> **GOAL OF THE EXERCISE**
Can you write out all of the material below, word for word?

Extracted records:
───
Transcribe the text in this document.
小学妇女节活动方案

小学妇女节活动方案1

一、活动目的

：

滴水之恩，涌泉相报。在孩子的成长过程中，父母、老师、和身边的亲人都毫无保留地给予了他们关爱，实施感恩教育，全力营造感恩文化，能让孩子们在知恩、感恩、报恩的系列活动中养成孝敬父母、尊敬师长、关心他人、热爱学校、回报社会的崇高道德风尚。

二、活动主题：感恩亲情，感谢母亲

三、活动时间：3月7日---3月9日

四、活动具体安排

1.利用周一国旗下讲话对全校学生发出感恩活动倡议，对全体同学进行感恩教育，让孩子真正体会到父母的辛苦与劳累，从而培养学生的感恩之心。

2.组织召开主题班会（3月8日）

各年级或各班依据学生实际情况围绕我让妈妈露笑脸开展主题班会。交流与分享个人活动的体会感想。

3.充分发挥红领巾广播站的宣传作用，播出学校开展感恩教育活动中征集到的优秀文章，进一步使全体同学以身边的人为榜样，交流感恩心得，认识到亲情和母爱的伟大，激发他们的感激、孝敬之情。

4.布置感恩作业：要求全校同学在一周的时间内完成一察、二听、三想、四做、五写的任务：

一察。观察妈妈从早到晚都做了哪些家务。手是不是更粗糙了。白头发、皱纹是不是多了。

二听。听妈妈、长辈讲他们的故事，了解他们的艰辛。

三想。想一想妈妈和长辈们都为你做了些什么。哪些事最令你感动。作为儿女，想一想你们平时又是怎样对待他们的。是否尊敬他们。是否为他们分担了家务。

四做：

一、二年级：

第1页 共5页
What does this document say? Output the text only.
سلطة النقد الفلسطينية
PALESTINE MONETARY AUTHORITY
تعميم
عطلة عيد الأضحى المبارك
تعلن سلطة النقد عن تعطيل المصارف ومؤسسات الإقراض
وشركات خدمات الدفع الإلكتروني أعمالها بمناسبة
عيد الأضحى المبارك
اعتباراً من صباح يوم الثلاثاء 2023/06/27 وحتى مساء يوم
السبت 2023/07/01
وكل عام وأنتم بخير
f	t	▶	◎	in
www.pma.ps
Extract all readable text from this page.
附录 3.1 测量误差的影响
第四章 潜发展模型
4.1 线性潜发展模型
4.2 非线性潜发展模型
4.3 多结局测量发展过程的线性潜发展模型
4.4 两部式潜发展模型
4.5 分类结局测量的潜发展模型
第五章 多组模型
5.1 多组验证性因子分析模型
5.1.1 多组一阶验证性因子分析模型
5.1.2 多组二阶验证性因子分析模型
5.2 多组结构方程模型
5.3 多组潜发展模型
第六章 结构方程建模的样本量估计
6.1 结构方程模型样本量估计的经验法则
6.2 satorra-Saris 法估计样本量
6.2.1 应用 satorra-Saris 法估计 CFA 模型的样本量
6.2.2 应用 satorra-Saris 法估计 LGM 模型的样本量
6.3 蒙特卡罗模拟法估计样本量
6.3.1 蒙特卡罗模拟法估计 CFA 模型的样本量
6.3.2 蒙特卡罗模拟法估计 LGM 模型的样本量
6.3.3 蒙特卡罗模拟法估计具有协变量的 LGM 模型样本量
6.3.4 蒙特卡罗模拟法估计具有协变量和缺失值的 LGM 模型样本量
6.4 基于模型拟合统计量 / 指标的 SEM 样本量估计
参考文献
───
> **COMPLETE RESPONSE**
Transcribe the text in this document.
小学妇女节活动方案

小学妇女节活动方案1

一、活动目的

：

滴水之恩，涌泉相报。在孩子的成长过程中，父母、老师、和身边的亲人都毫无保留地给予了他们关爱，实施感恩教育，全力营造感恩文化，能让孩子们在知恩、感恩、报恩的系列活动中养成孝敬父母、尊敬师长、关心他人、热爱学校、回报社会的崇高道德风尚。

二、活动主题：感恩亲情，感谢母亲

三、活动时间：3月7日---3月9日

四、活动具体安排

1.利用周一国旗下讲话对全校学生发出感恩活动倡议，对全体同学进行感恩教育，让孩子真正体会到父母的辛苦与劳累，从而培养学生的感恩之心。

2.组织召开主题班会（3月8日）

各年级或各班依据学生实际情况围绕我让妈妈露笑脸开展主题班会。交流与分享个人活动的体会感想。

3.充分发挥红领巾广播站的宣传作用，播出学校开展感恩教育活动中征集到的优秀文章，进一步使全体同学以身边的人为榜样，交流感恩心得，认识到亲情和母爱的伟大，激发他们的感激、孝敬之情。

4.布置感恩作业：要求全校同学在一周的时间内完成一察、二听、三想、四做、五写的任务：

一察。观察妈妈从早到晚都做了哪些家务。手是不是更粗糙了。白头发、皱纹是不是多了。

二听。听妈妈、长辈讲他们的故事，了解他们的艰辛。

三想。想一想妈妈和长辈们都为你做了些什么。哪些事最令你感动。作为儿女，想一想你们平时又是怎样对待他们的。是否尊敬他们。是否为他们分担了家务。

四做：

一、二年级：

第1页 共5页
What does this document say? Output the text only.
سلطة النقد الفلسطينية
PALESTINE MONETARY AUTHORITY
تعميم
عطلة عيد الأضحى المبارك
تعلن سلطة النقد عن تعطيل المصارف ومؤسسات الإقراض
وشركات خدمات الدفع الإلكتروني أعمالها بمناسبة
عيد الأضحى المبارك
اعتباراً من صباح يوم الثلاثاء 2023/06/27 وحتى مساء يوم
السبت 2023/07/01
وكل عام وأنتم بخير
f	t	▶	◎	in
www.pma.ps
Extract all readable text from this page.
附录 3.1 测量误差的影响
第四章 潜发展模型
4.1 线性潜发展模型
4.2 非线性潜发展模型
4.3 多结局测量发展过程的线性潜发展模型
4.4 两部式潜发展模型
4.5 分类结局测量的潜发展模型
第五章 多组模型
5.1 多组验证性因子分析模型
5.1.1 多组一阶验证性因子分析模型
5.1.2 多组二阶验证性因子分析模型
5.2 多组结构方程模型
5.3 多组潜发展模型
第六章 结构方程建模的样本量估计
6.1 结构方程模型样本量估计的经验法则
6.2 satorra-Saris 法估计样本量
6.2.1 应用 satorra-Saris 法估计 CFA 模型的样本量
6.2.2 应用 satorra-Saris 法估计 LGM 模型的样本量
6.3 蒙特卡罗模拟法估计样本量
6.3.1 蒙特卡罗模拟法估计 CFA 模型的样本量
6.3.2 蒙特卡罗模拟法估计 LGM 模型的样本量
6.3.3 蒙特卡罗模拟法估计具有协变量的 LGM 模型样本量
6.3.4 蒙特卡罗模拟法估计具有协变量和缺失值的 LGM 模型样本量
6.4 基于模型拟合统计量 / 指标的 SEM 样本量估计
参考文献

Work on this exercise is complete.